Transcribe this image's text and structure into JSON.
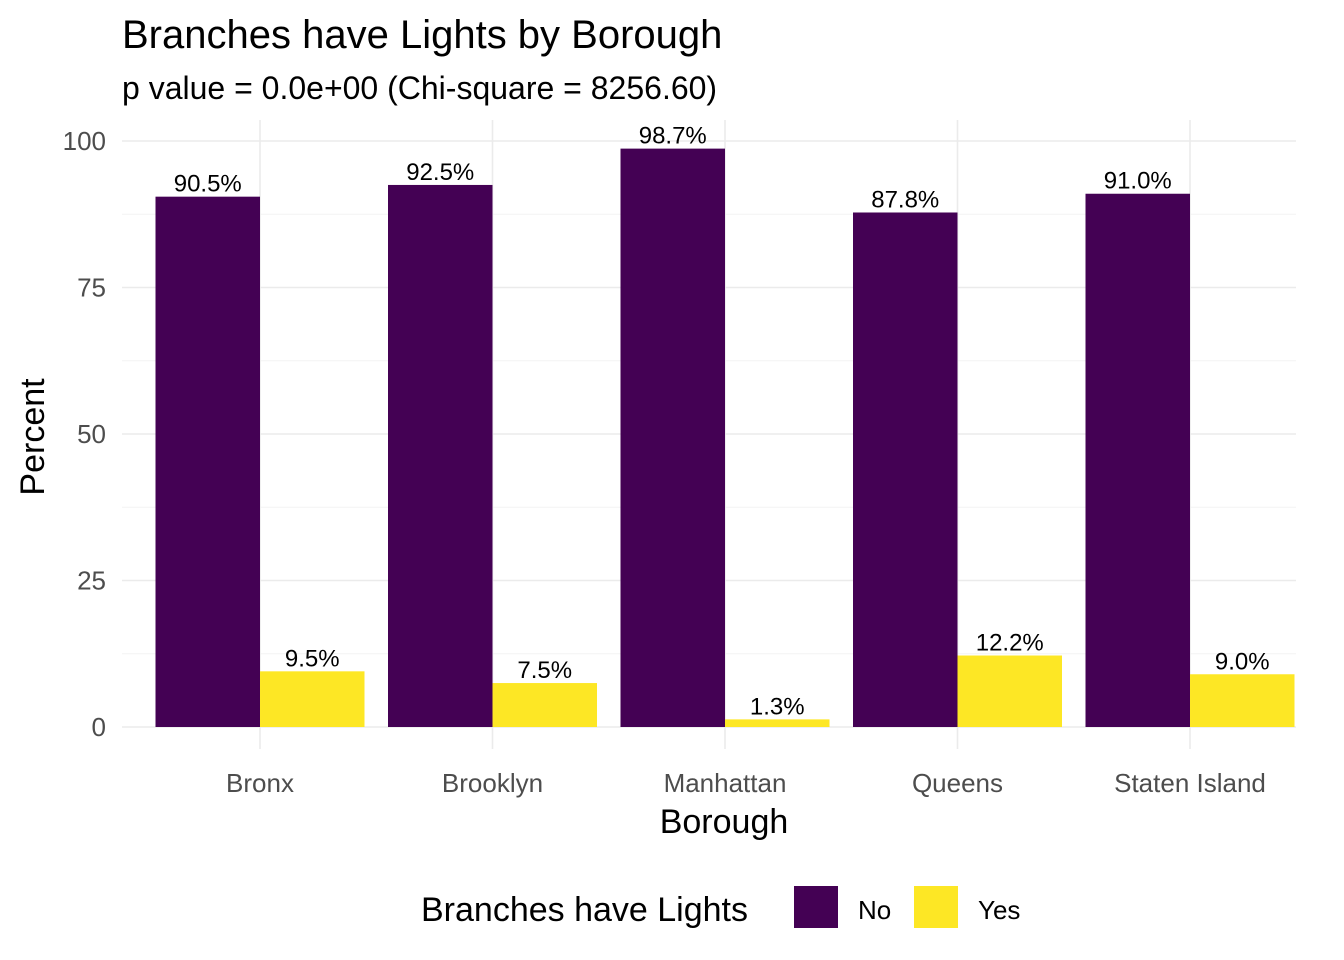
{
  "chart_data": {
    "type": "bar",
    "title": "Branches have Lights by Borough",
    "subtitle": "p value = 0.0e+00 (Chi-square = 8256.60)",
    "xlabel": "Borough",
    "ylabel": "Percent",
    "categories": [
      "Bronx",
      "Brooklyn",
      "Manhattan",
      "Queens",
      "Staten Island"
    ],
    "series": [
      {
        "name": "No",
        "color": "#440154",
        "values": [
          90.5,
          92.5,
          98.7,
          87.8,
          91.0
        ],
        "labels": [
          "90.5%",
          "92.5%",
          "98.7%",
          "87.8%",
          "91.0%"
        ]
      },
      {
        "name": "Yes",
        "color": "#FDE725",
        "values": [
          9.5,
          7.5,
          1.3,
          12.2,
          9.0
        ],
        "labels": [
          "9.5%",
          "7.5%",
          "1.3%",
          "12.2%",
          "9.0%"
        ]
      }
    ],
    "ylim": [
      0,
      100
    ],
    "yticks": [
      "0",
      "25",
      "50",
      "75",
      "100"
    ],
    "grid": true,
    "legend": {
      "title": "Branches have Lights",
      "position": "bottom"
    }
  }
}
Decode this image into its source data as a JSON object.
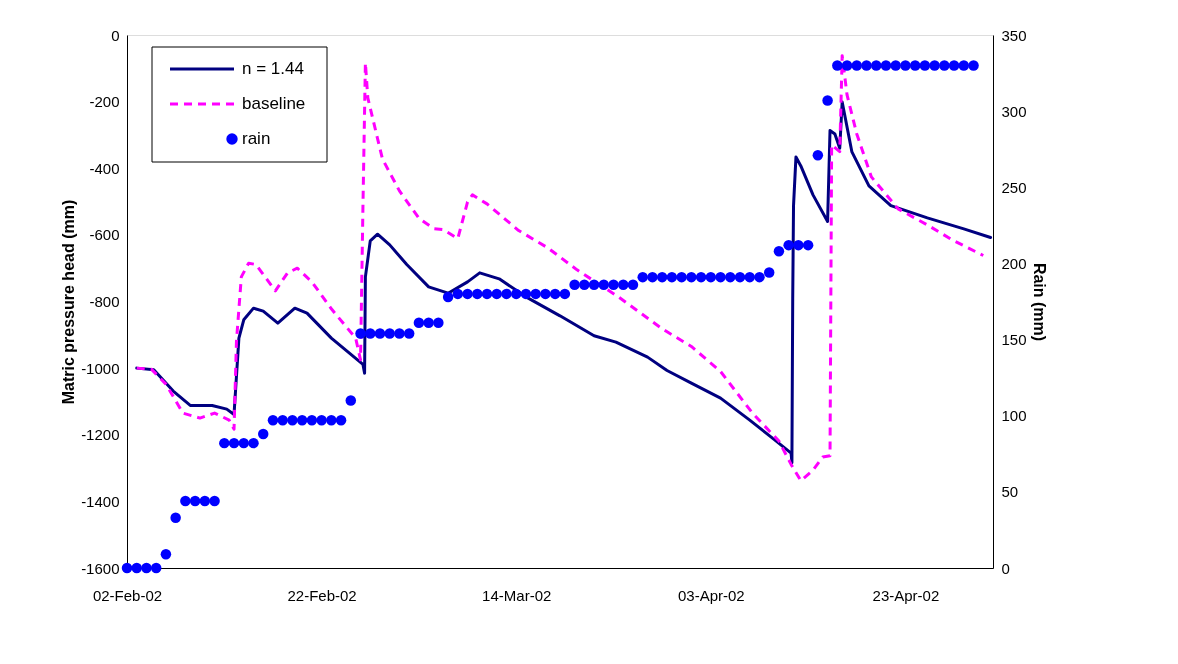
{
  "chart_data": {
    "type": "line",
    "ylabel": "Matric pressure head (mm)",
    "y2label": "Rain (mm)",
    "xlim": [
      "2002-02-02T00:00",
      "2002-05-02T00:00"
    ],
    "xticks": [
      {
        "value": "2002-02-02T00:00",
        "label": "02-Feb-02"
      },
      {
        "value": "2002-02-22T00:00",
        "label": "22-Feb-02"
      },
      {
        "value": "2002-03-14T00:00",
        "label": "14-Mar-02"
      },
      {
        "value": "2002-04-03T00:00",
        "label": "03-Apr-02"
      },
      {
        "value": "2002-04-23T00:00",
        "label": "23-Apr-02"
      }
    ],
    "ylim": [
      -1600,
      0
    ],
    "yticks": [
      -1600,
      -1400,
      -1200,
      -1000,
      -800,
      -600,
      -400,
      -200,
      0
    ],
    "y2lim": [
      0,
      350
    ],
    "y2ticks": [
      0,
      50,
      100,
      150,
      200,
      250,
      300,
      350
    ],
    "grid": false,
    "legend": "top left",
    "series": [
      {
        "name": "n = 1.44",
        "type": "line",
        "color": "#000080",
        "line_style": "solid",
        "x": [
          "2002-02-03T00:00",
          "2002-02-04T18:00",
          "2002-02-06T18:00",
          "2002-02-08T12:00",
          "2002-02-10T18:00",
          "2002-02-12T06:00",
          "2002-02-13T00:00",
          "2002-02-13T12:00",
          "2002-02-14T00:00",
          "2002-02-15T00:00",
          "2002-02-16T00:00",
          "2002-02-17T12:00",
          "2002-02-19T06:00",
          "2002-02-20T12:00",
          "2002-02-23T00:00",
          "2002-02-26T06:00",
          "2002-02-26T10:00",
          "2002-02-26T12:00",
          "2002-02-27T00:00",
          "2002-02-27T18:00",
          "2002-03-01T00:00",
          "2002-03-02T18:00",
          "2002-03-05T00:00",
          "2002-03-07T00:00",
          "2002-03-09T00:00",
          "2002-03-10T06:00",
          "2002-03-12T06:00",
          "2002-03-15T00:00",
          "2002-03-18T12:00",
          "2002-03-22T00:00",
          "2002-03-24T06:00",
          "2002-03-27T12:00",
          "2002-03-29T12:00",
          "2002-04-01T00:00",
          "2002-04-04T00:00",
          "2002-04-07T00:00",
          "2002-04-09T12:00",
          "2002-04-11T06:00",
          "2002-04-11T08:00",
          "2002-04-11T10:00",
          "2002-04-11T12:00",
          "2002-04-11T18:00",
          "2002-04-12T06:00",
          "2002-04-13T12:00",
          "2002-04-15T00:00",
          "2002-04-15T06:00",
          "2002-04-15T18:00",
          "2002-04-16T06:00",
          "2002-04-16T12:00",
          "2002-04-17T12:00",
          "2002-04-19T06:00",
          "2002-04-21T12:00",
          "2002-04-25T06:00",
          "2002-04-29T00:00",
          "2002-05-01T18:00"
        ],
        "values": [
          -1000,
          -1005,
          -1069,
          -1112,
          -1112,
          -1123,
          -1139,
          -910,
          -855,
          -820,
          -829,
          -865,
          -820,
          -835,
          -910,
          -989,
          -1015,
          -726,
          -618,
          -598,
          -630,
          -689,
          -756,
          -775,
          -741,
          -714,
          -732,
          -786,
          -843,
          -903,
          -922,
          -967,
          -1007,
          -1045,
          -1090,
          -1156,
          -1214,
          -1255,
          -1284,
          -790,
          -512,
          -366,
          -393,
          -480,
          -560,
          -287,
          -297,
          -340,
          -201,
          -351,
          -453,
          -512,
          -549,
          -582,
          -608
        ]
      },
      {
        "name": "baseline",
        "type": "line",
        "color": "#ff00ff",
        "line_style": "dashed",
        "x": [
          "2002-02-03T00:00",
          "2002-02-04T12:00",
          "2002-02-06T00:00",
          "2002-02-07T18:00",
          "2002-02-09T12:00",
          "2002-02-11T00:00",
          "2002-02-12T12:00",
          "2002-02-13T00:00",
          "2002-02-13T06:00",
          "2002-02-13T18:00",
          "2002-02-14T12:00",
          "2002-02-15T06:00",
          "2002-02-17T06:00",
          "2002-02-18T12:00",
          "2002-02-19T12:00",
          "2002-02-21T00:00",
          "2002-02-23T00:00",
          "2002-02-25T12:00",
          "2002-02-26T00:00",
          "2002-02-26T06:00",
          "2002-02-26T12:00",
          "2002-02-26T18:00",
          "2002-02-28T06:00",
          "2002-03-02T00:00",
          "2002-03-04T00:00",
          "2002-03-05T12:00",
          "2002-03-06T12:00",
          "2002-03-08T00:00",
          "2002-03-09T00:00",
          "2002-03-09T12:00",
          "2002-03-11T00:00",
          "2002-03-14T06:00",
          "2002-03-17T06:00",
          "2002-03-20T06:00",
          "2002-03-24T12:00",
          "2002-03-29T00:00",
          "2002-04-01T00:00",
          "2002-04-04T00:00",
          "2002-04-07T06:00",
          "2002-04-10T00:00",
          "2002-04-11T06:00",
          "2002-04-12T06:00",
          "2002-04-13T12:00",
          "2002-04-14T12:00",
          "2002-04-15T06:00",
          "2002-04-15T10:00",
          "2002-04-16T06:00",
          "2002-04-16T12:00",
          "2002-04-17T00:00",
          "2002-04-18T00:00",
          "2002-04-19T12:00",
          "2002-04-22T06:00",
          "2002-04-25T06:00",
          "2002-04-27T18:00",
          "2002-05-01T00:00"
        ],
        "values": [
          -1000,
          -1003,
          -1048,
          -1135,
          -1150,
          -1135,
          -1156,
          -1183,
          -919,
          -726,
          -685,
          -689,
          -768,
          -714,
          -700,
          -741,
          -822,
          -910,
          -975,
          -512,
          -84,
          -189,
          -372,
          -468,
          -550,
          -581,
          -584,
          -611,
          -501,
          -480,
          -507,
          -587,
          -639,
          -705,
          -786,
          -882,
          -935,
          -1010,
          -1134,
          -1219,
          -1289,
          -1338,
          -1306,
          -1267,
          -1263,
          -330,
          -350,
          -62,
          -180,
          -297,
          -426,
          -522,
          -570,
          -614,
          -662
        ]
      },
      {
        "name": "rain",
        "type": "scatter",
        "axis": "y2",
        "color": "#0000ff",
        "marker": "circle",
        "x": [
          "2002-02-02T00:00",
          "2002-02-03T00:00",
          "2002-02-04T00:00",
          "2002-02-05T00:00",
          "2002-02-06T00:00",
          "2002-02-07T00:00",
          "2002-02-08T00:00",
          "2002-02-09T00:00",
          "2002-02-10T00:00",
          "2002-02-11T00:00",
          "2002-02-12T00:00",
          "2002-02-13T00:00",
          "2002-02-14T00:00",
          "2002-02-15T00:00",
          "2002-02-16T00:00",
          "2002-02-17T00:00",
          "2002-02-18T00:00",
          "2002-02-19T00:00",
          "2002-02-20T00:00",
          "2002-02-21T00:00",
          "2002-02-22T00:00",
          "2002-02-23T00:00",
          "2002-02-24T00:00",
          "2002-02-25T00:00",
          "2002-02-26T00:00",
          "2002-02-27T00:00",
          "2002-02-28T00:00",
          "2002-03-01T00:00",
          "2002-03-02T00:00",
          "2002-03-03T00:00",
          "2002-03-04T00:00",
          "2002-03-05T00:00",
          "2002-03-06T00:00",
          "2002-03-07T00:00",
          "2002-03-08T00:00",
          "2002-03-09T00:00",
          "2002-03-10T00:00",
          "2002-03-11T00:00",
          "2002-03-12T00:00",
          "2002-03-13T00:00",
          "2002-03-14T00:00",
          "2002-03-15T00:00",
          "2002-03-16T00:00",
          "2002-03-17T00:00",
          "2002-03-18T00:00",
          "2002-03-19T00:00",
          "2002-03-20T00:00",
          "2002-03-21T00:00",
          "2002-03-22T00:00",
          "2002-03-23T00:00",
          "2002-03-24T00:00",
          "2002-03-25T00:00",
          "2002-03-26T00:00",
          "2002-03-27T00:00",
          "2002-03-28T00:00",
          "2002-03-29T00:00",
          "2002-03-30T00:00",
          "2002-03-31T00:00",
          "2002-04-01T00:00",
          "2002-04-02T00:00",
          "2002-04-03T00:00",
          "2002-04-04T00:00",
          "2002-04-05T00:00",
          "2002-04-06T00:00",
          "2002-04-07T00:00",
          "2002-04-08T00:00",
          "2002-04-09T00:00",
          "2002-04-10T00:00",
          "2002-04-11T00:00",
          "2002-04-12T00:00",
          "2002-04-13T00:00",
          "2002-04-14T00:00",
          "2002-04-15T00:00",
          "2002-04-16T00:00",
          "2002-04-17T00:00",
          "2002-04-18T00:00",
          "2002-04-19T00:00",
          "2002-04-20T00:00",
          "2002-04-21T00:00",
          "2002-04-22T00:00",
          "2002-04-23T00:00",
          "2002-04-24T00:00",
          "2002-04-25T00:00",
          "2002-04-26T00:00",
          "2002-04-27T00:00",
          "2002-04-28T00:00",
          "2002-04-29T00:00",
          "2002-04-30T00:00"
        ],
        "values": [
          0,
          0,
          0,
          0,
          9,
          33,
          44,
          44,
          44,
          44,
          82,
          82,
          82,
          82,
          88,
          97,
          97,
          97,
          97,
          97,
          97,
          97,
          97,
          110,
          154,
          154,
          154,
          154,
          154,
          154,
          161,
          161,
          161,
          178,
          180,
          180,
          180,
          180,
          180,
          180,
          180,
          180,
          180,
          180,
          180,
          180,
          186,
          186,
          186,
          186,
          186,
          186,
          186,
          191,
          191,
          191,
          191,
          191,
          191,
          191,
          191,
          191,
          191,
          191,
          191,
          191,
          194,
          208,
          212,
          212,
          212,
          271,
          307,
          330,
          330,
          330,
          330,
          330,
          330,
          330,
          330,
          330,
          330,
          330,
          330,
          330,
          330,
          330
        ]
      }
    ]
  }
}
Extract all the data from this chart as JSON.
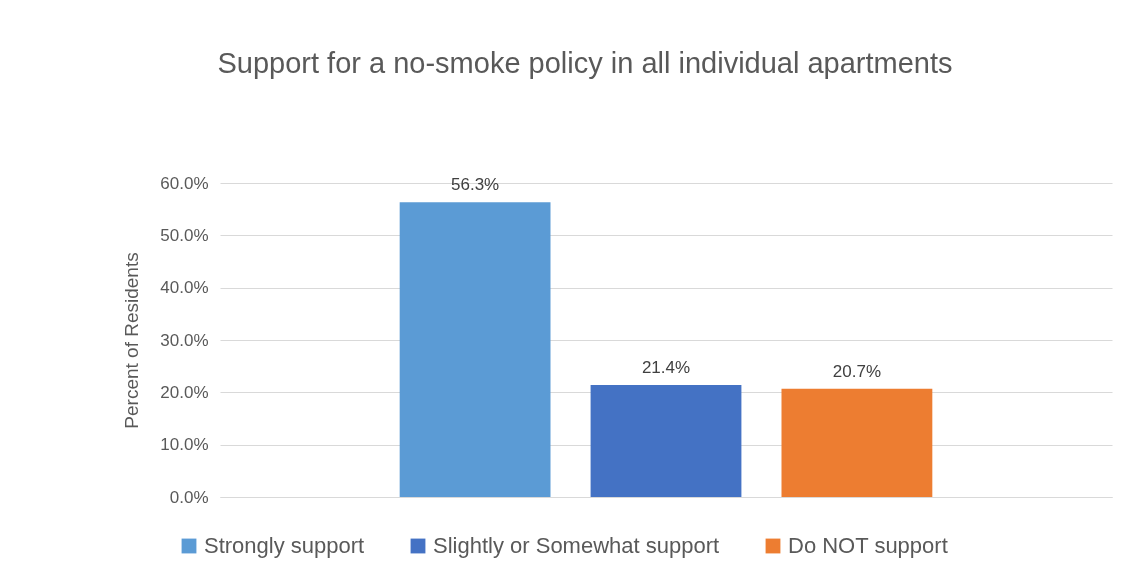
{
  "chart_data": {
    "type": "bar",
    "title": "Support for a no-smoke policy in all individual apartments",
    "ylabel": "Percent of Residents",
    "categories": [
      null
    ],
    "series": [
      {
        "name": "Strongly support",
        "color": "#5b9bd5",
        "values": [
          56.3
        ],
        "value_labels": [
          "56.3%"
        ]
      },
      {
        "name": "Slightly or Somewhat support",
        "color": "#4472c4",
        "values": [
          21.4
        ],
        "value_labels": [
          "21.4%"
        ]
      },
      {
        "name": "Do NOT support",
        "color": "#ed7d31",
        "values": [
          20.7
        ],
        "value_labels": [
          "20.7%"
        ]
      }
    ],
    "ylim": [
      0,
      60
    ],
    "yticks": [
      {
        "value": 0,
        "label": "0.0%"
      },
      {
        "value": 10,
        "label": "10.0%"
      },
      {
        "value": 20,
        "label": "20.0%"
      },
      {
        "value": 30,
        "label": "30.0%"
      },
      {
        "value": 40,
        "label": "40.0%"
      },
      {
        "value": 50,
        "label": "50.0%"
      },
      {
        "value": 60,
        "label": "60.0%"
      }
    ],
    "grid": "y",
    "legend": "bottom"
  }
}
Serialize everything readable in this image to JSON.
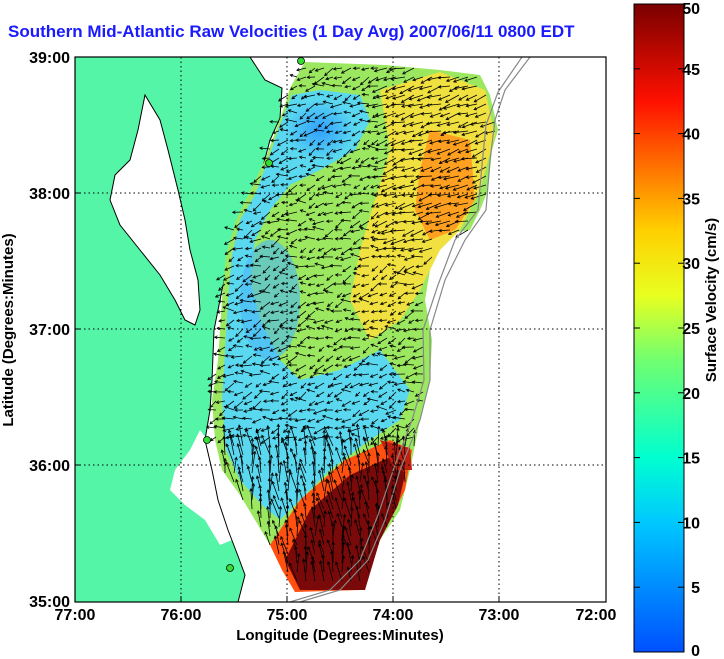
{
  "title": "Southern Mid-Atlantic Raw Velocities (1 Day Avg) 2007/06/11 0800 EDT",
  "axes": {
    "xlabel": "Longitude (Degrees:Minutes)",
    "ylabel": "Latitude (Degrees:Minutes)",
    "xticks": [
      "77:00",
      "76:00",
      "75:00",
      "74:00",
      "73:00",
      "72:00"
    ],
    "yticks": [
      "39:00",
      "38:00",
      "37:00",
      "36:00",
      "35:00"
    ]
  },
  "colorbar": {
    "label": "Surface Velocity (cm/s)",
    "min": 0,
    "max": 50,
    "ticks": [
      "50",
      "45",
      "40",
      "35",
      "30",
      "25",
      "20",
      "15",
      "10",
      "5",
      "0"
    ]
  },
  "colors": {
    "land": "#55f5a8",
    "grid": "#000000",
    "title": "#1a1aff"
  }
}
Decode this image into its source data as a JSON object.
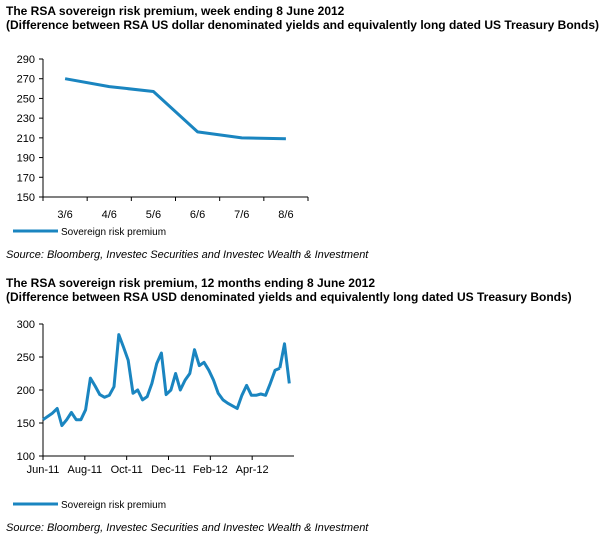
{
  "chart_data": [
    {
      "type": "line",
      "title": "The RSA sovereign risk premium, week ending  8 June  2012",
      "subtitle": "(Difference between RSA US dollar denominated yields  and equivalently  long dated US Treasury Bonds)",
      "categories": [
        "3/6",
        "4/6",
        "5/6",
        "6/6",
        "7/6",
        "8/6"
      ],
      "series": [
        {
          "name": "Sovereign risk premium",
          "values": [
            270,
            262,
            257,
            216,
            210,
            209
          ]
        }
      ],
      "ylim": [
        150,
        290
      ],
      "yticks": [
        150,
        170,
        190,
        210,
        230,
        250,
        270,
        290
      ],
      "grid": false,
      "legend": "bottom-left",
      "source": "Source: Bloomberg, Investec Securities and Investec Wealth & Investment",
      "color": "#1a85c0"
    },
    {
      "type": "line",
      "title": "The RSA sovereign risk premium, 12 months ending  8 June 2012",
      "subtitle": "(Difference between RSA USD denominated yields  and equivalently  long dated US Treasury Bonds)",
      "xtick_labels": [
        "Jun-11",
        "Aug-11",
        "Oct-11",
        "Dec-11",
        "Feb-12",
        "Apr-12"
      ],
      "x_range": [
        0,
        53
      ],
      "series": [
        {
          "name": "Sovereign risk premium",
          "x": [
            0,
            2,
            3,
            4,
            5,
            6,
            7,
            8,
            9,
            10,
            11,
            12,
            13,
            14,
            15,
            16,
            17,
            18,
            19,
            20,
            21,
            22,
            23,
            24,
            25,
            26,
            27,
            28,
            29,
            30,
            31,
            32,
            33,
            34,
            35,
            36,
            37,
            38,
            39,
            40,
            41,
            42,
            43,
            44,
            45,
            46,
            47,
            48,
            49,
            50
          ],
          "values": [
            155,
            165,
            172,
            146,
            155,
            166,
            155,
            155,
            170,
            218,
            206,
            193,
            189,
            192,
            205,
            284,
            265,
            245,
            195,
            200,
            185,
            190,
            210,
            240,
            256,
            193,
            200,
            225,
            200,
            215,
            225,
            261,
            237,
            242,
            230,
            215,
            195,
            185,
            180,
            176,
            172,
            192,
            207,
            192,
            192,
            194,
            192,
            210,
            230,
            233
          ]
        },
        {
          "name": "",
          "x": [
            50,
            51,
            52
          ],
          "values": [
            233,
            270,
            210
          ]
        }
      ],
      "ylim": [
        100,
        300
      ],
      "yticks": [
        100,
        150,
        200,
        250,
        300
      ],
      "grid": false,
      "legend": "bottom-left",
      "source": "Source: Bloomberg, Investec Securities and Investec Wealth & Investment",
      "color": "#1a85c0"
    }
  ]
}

★ ★ ★

■ Exercise requirements ■
For each line of the listing that holds the word "JSON", show that line.

■ Solution to this problem ■
Transcribe this image's text and structure into JSON.
Decode this image into its source data as a JSON object.
Extract all the data from this chart as JSON.
Serialize everything readable in this image to JSON.
Decode this image into its source data as a JSON object.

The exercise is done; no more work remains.